====== Data shown ======

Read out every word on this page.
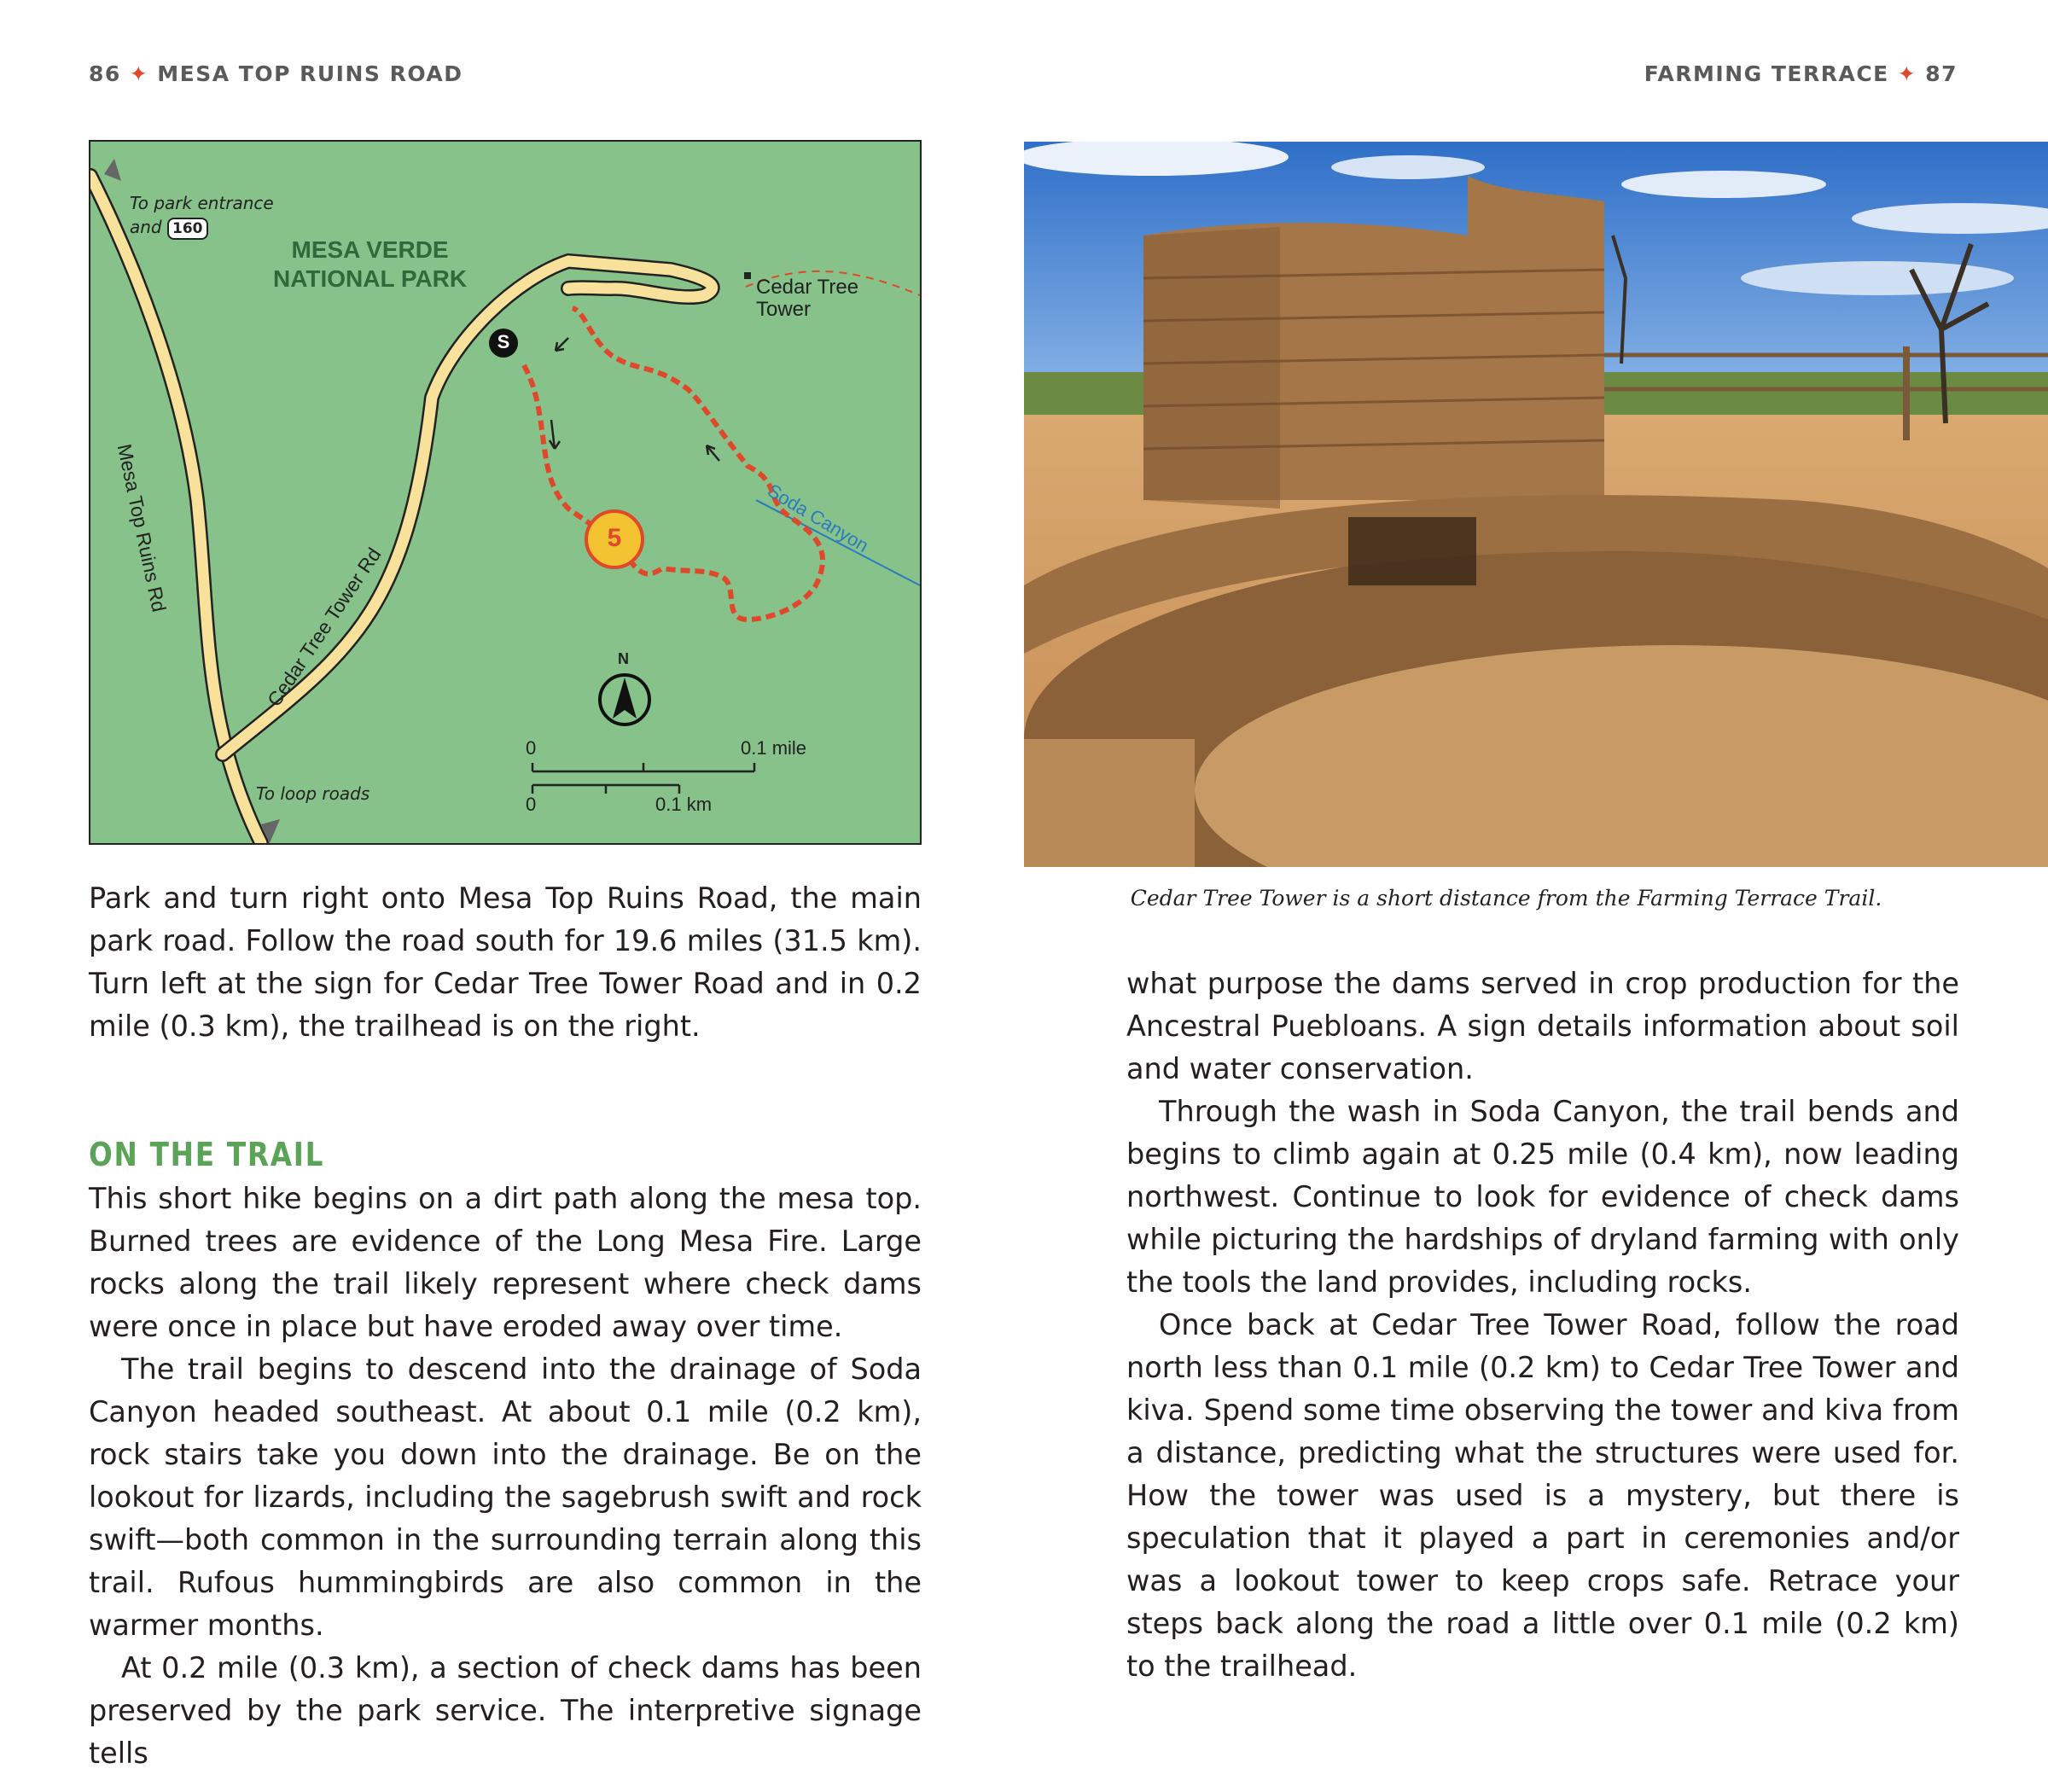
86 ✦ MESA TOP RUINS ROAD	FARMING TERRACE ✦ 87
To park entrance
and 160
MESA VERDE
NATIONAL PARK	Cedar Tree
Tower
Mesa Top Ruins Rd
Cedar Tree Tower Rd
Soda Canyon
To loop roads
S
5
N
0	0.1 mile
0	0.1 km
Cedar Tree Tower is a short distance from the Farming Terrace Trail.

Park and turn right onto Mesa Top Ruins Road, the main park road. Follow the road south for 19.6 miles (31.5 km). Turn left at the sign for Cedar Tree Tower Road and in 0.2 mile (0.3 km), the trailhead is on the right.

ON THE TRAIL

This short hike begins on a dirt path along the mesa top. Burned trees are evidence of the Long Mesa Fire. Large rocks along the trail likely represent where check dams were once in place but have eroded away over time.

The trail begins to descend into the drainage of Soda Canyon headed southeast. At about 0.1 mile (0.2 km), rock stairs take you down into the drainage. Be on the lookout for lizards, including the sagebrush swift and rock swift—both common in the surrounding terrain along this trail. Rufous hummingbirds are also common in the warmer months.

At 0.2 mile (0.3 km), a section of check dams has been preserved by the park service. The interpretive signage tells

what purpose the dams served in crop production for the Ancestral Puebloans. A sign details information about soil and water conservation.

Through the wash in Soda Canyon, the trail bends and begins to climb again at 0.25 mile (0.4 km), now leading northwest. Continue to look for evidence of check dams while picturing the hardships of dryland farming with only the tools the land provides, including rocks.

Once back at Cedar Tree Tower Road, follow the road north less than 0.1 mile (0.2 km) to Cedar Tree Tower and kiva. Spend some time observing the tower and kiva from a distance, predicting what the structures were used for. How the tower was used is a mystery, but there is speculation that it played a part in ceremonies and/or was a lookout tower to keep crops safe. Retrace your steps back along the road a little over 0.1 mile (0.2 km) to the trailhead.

======
====== Data shown ======

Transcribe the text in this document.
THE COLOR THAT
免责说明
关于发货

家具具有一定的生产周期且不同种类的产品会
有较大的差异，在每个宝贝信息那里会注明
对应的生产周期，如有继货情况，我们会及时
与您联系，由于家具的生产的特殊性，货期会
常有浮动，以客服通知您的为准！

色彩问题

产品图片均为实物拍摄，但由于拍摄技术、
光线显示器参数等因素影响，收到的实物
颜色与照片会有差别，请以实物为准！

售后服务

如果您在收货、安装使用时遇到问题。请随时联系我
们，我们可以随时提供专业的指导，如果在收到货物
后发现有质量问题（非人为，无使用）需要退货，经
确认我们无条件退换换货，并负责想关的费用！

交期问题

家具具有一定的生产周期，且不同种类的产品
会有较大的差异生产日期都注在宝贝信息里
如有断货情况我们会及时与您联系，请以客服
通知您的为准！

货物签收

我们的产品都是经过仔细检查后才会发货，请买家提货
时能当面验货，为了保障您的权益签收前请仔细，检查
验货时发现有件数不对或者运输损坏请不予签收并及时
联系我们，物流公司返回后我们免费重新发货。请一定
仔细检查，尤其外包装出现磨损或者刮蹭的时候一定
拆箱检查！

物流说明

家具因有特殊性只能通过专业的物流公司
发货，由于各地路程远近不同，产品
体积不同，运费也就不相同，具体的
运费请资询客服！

======

Work instructions:
Above are records; say how many of their lines contain the word "short", giving only the number.

The solution:
2